**REQUIRED TASK**
Copy every line of the listing that holds the string "name".

** START OF DATASET ENTRIES **

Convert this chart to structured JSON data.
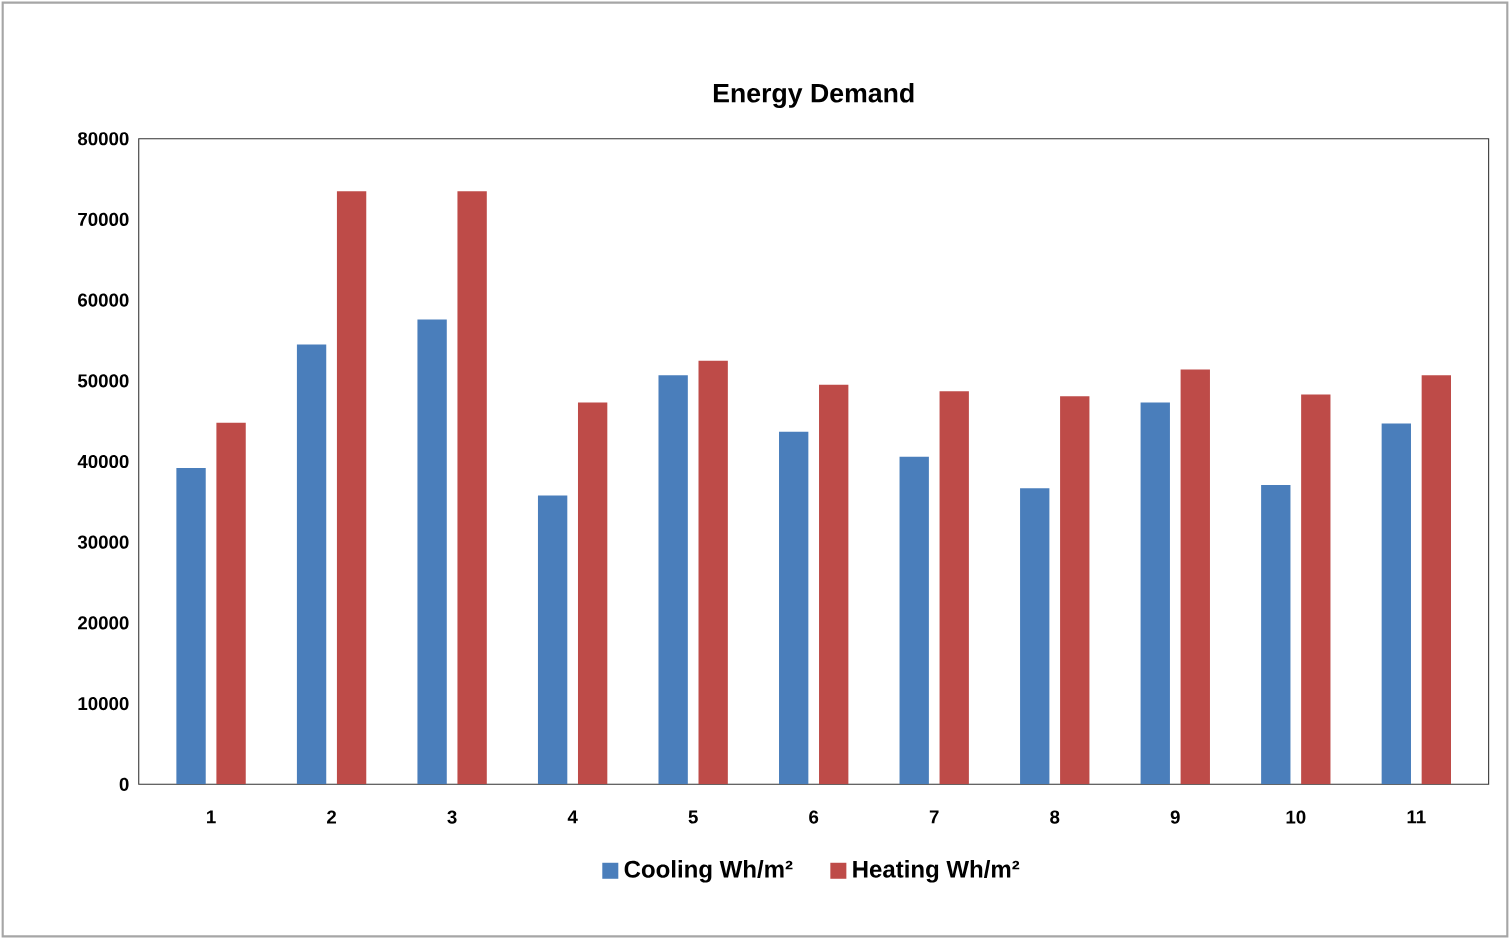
{
  "chart_data": {
    "type": "bar",
    "title": "Energy Demand",
    "categories": [
      "1",
      "2",
      "3",
      "4",
      "5",
      "6",
      "7",
      "8",
      "9",
      "10",
      "11"
    ],
    "series": [
      {
        "name": "Cooling Wh/m²",
        "color": "#4a7ebb",
        "values": [
          39200,
          54500,
          57600,
          35800,
          50700,
          43700,
          40600,
          36700,
          47300,
          37100,
          44700
        ]
      },
      {
        "name": "Heating Wh/m²",
        "color": "#be4b48",
        "values": [
          44800,
          73500,
          73500,
          47300,
          52500,
          49500,
          48700,
          48100,
          51400,
          48300,
          50700
        ]
      }
    ],
    "ylim": [
      0,
      80000
    ],
    "yticks": [
      0,
      10000,
      20000,
      30000,
      40000,
      50000,
      60000,
      70000,
      80000
    ],
    "grid": false,
    "legend": "bottom"
  }
}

** END OF DATASET ENTRIES **

**RESULT OF THIS EXERCISE**
        "name": "Cooling Wh/m²",
        "name": "Heating Wh/m²",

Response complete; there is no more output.